● EXERCISE INPUT:
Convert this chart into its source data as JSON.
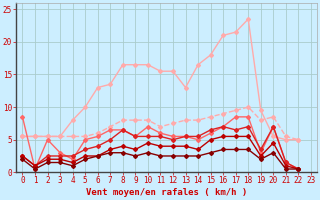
{
  "background_color": "#cceeff",
  "grid_color": "#aacccc",
  "xlabel": "Vent moyen/en rafales ( km/h )",
  "xlabel_color": "#cc0000",
  "xlabel_fontsize": 6.5,
  "tick_color": "#cc0000",
  "tick_fontsize": 5.5,
  "xlim": [
    -0.5,
    23.5
  ],
  "ylim": [
    0,
    26
  ],
  "yticks": [
    0,
    5,
    10,
    15,
    20,
    25
  ],
  "xticks": [
    0,
    1,
    2,
    3,
    4,
    5,
    6,
    7,
    8,
    9,
    10,
    11,
    12,
    13,
    14,
    15,
    16,
    17,
    18,
    19,
    20,
    21,
    22,
    23
  ],
  "series": [
    {
      "x": [
        0,
        1,
        2,
        3,
        4,
        5,
        6,
        7,
        8,
        9,
        10,
        11,
        12,
        13,
        14,
        15,
        16,
        17,
        18,
        19,
        20,
        21,
        22,
        23
      ],
      "y": [
        5.5,
        5.5,
        5.5,
        5.5,
        8.0,
        10.0,
        13.0,
        13.5,
        16.5,
        16.5,
        16.5,
        15.5,
        15.5,
        13.0,
        16.5,
        18.0,
        21.0,
        21.5,
        23.5,
        9.5,
        5.5,
        5.0,
        5.0,
        null
      ],
      "color": "#ffaaaa",
      "lw": 1.0,
      "marker": "D",
      "ms": 2.0,
      "alpha": 1.0,
      "dashed": false
    },
    {
      "x": [
        0,
        1,
        2,
        3,
        4,
        5,
        6,
        7,
        8,
        9,
        10,
        11,
        12,
        13,
        14,
        15,
        16,
        17,
        18,
        19,
        20,
        21,
        22,
        23
      ],
      "y": [
        5.5,
        5.5,
        5.5,
        5.5,
        5.5,
        5.5,
        6.0,
        7.0,
        8.0,
        8.0,
        8.0,
        7.0,
        7.5,
        8.0,
        8.0,
        8.5,
        9.0,
        9.5,
        10.0,
        8.0,
        8.5,
        5.5,
        5.0,
        null
      ],
      "color": "#ffaaaa",
      "lw": 1.0,
      "marker": "D",
      "ms": 2.0,
      "alpha": 1.0,
      "dashed": true
    },
    {
      "x": [
        0,
        1,
        2,
        3,
        4,
        5,
        6,
        7,
        8,
        9,
        10,
        11,
        12,
        13,
        14,
        15,
        16,
        17,
        18,
        19,
        20,
        21,
        22,
        23
      ],
      "y": [
        8.5,
        0.5,
        5.0,
        3.0,
        2.0,
        5.0,
        5.5,
        6.5,
        6.5,
        5.5,
        7.0,
        6.0,
        5.5,
        5.5,
        5.0,
        6.0,
        7.0,
        8.5,
        8.5,
        3.0,
        7.0,
        1.5,
        0.5,
        null
      ],
      "color": "#ff6666",
      "lw": 1.0,
      "marker": "D",
      "ms": 2.0,
      "alpha": 1.0,
      "dashed": false
    },
    {
      "x": [
        0,
        1,
        2,
        3,
        4,
        5,
        6,
        7,
        8,
        9,
        10,
        11,
        12,
        13,
        14,
        15,
        16,
        17,
        18,
        19,
        20,
        21,
        22,
        23
      ],
      "y": [
        2.5,
        1.0,
        2.5,
        2.5,
        2.5,
        3.5,
        4.0,
        5.0,
        6.5,
        5.5,
        5.5,
        5.5,
        5.0,
        5.5,
        5.5,
        6.5,
        7.0,
        6.5,
        7.0,
        3.5,
        7.0,
        1.5,
        0.5,
        null
      ],
      "color": "#dd2222",
      "lw": 1.0,
      "marker": "D",
      "ms": 2.0,
      "alpha": 1.0,
      "dashed": false
    },
    {
      "x": [
        0,
        1,
        2,
        3,
        4,
        5,
        6,
        7,
        8,
        9,
        10,
        11,
        12,
        13,
        14,
        15,
        16,
        17,
        18,
        19,
        20,
        21,
        22,
        23
      ],
      "y": [
        2.5,
        1.0,
        2.0,
        2.0,
        1.5,
        2.5,
        2.5,
        3.5,
        4.0,
        3.5,
        4.5,
        4.0,
        4.0,
        4.0,
        3.5,
        5.0,
        5.5,
        5.5,
        5.5,
        2.5,
        4.5,
        1.0,
        0.5,
        null
      ],
      "color": "#bb0000",
      "lw": 1.0,
      "marker": "D",
      "ms": 2.0,
      "alpha": 1.0,
      "dashed": false
    },
    {
      "x": [
        0,
        1,
        2,
        3,
        4,
        5,
        6,
        7,
        8,
        9,
        10,
        11,
        12,
        13,
        14,
        15,
        16,
        17,
        18,
        19,
        20,
        21,
        22,
        23
      ],
      "y": [
        2.0,
        0.5,
        1.5,
        1.5,
        1.0,
        2.0,
        2.5,
        3.0,
        3.0,
        2.5,
        3.0,
        2.5,
        2.5,
        2.5,
        2.5,
        3.0,
        3.5,
        3.5,
        3.5,
        2.0,
        3.0,
        0.5,
        0.5,
        null
      ],
      "color": "#880000",
      "lw": 1.0,
      "marker": "D",
      "ms": 2.0,
      "alpha": 1.0,
      "dashed": false
    }
  ]
}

● GIVEN PROBLEM:
Above are the records; reproduce them exactly and leave out the pictures.

● EXERCISE SOLUTION:
Convert this chart into its source data as JSON.
{
  "background_color": "#cceeff",
  "grid_color": "#aacccc",
  "xlabel": "Vent moyen/en rafales ( km/h )",
  "xlabel_color": "#cc0000",
  "xlabel_fontsize": 6.5,
  "tick_color": "#cc0000",
  "tick_fontsize": 5.5,
  "xlim": [
    -0.5,
    23.5
  ],
  "ylim": [
    0,
    26
  ],
  "yticks": [
    0,
    5,
    10,
    15,
    20,
    25
  ],
  "xticks": [
    0,
    1,
    2,
    3,
    4,
    5,
    6,
    7,
    8,
    9,
    10,
    11,
    12,
    13,
    14,
    15,
    16,
    17,
    18,
    19,
    20,
    21,
    22,
    23
  ],
  "series": [
    {
      "x": [
        0,
        1,
        2,
        3,
        4,
        5,
        6,
        7,
        8,
        9,
        10,
        11,
        12,
        13,
        14,
        15,
        16,
        17,
        18,
        19,
        20,
        21,
        22,
        23
      ],
      "y": [
        5.5,
        5.5,
        5.5,
        5.5,
        8.0,
        10.0,
        13.0,
        13.5,
        16.5,
        16.5,
        16.5,
        15.5,
        15.5,
        13.0,
        16.5,
        18.0,
        21.0,
        21.5,
        23.5,
        9.5,
        5.5,
        5.0,
        5.0,
        null
      ],
      "color": "#ffaaaa",
      "lw": 1.0,
      "marker": "D",
      "ms": 2.0,
      "alpha": 1.0,
      "dashed": false
    },
    {
      "x": [
        0,
        1,
        2,
        3,
        4,
        5,
        6,
        7,
        8,
        9,
        10,
        11,
        12,
        13,
        14,
        15,
        16,
        17,
        18,
        19,
        20,
        21,
        22,
        23
      ],
      "y": [
        5.5,
        5.5,
        5.5,
        5.5,
        5.5,
        5.5,
        6.0,
        7.0,
        8.0,
        8.0,
        8.0,
        7.0,
        7.5,
        8.0,
        8.0,
        8.5,
        9.0,
        9.5,
        10.0,
        8.0,
        8.5,
        5.5,
        5.0,
        null
      ],
      "color": "#ffaaaa",
      "lw": 1.0,
      "marker": "D",
      "ms": 2.0,
      "alpha": 1.0,
      "dashed": true
    },
    {
      "x": [
        0,
        1,
        2,
        3,
        4,
        5,
        6,
        7,
        8,
        9,
        10,
        11,
        12,
        13,
        14,
        15,
        16,
        17,
        18,
        19,
        20,
        21,
        22,
        23
      ],
      "y": [
        8.5,
        0.5,
        5.0,
        3.0,
        2.0,
        5.0,
        5.5,
        6.5,
        6.5,
        5.5,
        7.0,
        6.0,
        5.5,
        5.5,
        5.0,
        6.0,
        7.0,
        8.5,
        8.5,
        3.0,
        7.0,
        1.5,
        0.5,
        null
      ],
      "color": "#ff6666",
      "lw": 1.0,
      "marker": "D",
      "ms": 2.0,
      "alpha": 1.0,
      "dashed": false
    },
    {
      "x": [
        0,
        1,
        2,
        3,
        4,
        5,
        6,
        7,
        8,
        9,
        10,
        11,
        12,
        13,
        14,
        15,
        16,
        17,
        18,
        19,
        20,
        21,
        22,
        23
      ],
      "y": [
        2.5,
        1.0,
        2.5,
        2.5,
        2.5,
        3.5,
        4.0,
        5.0,
        6.5,
        5.5,
        5.5,
        5.5,
        5.0,
        5.5,
        5.5,
        6.5,
        7.0,
        6.5,
        7.0,
        3.5,
        7.0,
        1.5,
        0.5,
        null
      ],
      "color": "#dd2222",
      "lw": 1.0,
      "marker": "D",
      "ms": 2.0,
      "alpha": 1.0,
      "dashed": false
    },
    {
      "x": [
        0,
        1,
        2,
        3,
        4,
        5,
        6,
        7,
        8,
        9,
        10,
        11,
        12,
        13,
        14,
        15,
        16,
        17,
        18,
        19,
        20,
        21,
        22,
        23
      ],
      "y": [
        2.5,
        1.0,
        2.0,
        2.0,
        1.5,
        2.5,
        2.5,
        3.5,
        4.0,
        3.5,
        4.5,
        4.0,
        4.0,
        4.0,
        3.5,
        5.0,
        5.5,
        5.5,
        5.5,
        2.5,
        4.5,
        1.0,
        0.5,
        null
      ],
      "color": "#bb0000",
      "lw": 1.0,
      "marker": "D",
      "ms": 2.0,
      "alpha": 1.0,
      "dashed": false
    },
    {
      "x": [
        0,
        1,
        2,
        3,
        4,
        5,
        6,
        7,
        8,
        9,
        10,
        11,
        12,
        13,
        14,
        15,
        16,
        17,
        18,
        19,
        20,
        21,
        22,
        23
      ],
      "y": [
        2.0,
        0.5,
        1.5,
        1.5,
        1.0,
        2.0,
        2.5,
        3.0,
        3.0,
        2.5,
        3.0,
        2.5,
        2.5,
        2.5,
        2.5,
        3.0,
        3.5,
        3.5,
        3.5,
        2.0,
        3.0,
        0.5,
        0.5,
        null
      ],
      "color": "#880000",
      "lw": 1.0,
      "marker": "D",
      "ms": 2.0,
      "alpha": 1.0,
      "dashed": false
    }
  ]
}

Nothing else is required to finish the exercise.